(Your task)
Quote all of the entries word for word.

* START *

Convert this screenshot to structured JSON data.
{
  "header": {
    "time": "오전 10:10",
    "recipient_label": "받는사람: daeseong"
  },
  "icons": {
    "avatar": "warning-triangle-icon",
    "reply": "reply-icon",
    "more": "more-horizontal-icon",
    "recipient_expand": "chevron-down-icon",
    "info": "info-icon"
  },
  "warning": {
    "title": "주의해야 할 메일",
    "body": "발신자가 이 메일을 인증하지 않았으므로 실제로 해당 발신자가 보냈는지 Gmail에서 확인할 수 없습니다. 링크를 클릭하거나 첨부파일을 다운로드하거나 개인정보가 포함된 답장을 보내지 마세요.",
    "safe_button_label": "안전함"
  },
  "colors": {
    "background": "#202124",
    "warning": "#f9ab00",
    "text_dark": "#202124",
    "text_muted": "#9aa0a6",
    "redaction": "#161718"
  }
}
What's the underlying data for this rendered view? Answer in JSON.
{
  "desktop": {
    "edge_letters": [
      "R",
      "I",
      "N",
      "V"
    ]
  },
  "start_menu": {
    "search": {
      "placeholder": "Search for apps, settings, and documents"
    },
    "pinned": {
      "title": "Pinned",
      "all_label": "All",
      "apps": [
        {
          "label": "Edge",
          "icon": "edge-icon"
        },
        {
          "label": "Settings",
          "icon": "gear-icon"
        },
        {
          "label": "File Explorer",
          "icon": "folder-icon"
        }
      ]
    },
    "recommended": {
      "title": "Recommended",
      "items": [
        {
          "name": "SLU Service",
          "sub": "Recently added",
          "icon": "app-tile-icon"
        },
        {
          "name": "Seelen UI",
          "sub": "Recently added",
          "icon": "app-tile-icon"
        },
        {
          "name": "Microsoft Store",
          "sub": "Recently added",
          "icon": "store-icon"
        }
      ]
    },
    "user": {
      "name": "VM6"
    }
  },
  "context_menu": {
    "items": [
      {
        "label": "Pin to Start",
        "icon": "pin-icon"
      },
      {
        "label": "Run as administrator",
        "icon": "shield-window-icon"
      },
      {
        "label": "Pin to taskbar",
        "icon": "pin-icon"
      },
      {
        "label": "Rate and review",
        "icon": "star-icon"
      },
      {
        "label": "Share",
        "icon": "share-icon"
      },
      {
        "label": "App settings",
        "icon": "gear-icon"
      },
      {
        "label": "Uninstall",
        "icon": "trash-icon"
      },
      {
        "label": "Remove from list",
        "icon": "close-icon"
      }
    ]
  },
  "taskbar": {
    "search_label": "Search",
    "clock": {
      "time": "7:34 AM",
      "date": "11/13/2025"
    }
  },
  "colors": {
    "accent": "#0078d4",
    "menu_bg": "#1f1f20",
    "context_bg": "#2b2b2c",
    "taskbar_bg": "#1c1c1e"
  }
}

* END *

(Result of the exercise)
Convert this screenshot to structured JSON data.
{
  "header": {
    "time": "오전 10:10",
    "recipient_label": "받는사람: daeseong"
  },
  "icons": {
    "avatar": "warning-triangle-icon",
    "reply": "reply-icon",
    "more": "more-horizontal-icon",
    "recipient_expand": "chevron-down-icon",
    "info": "info-icon"
  },
  "warning": {
    "title": "주의해야 할 메일",
    "body": "발신자가 이 메일을 인증하지 않았으므로 실제로 해당 발신자가 보냈는지 Gmail에서 확인할 수 없습니다. 링크를 클릭하거나 첨부파일을 다운로드하거나 개인정보가 포함된 답장을 보내지 마세요.",
    "safe_button_label": "안전함"
  },
  "colors": {
    "background": "#202124",
    "warning": "#f9ab00",
    "text_dark": "#202124",
    "text_muted": "#9aa0a6",
    "redaction": "#161718"
  }
}
What's the underlying data for this rendered view? Answer in JSON.
{
  "desktop": {
    "edge_letters": [
      "R",
      "I",
      "N",
      "V"
    ]
  },
  "start_menu": {
    "search": {
      "placeholder": "Search for apps, settings, and documents"
    },
    "pinned": {
      "title": "Pinned",
      "all_label": "All",
      "apps": [
        {
          "label": "Edge",
          "icon": "edge-icon"
        },
        {
          "label": "Settings",
          "icon": "gear-icon"
        },
        {
          "label": "File Explorer",
          "icon": "folder-icon"
        }
      ]
    },
    "recommended": {
      "title": "Recommended",
      "items": [
        {
          "name": "SLU Service",
          "sub": "Recently added",
          "icon": "app-tile-icon"
        },
        {
          "name": "Seelen UI",
          "sub": "Recently added",
          "icon": "app-tile-icon"
        },
        {
          "name": "Microsoft Store",
          "sub": "Recently added",
          "icon": "store-icon"
        }
      ]
    },
    "user": {
      "name": "VM6"
    }
  },
  "context_menu": {
    "items": [
      {
        "label": "Pin to Start",
        "icon": "pin-icon"
      },
      {
        "label": "Run as administrator",
        "icon": "shield-window-icon"
      },
      {
        "label": "Pin to taskbar",
        "icon": "pin-icon"
      },
      {
        "label": "Rate and review",
        "icon": "star-icon"
      },
      {
        "label": "Share",
        "icon": "share-icon"
      },
      {
        "label": "App settings",
        "icon": "gear-icon"
      },
      {
        "label": "Uninstall",
        "icon": "trash-icon"
      },
      {
        "label": "Remove from list",
        "icon": "close-icon"
      }
    ]
  },
  "taskbar": {
    "search_label": "Search",
    "clock": {
      "time": "7:34 AM",
      "date": "11/13/2025"
    }
  },
  "colors": {
    "accent": "#0078d4",
    "menu_bg": "#1f1f20",
    "context_bg": "#2b2b2c",
    "taskbar_bg": "#1c1c1e"
  }
}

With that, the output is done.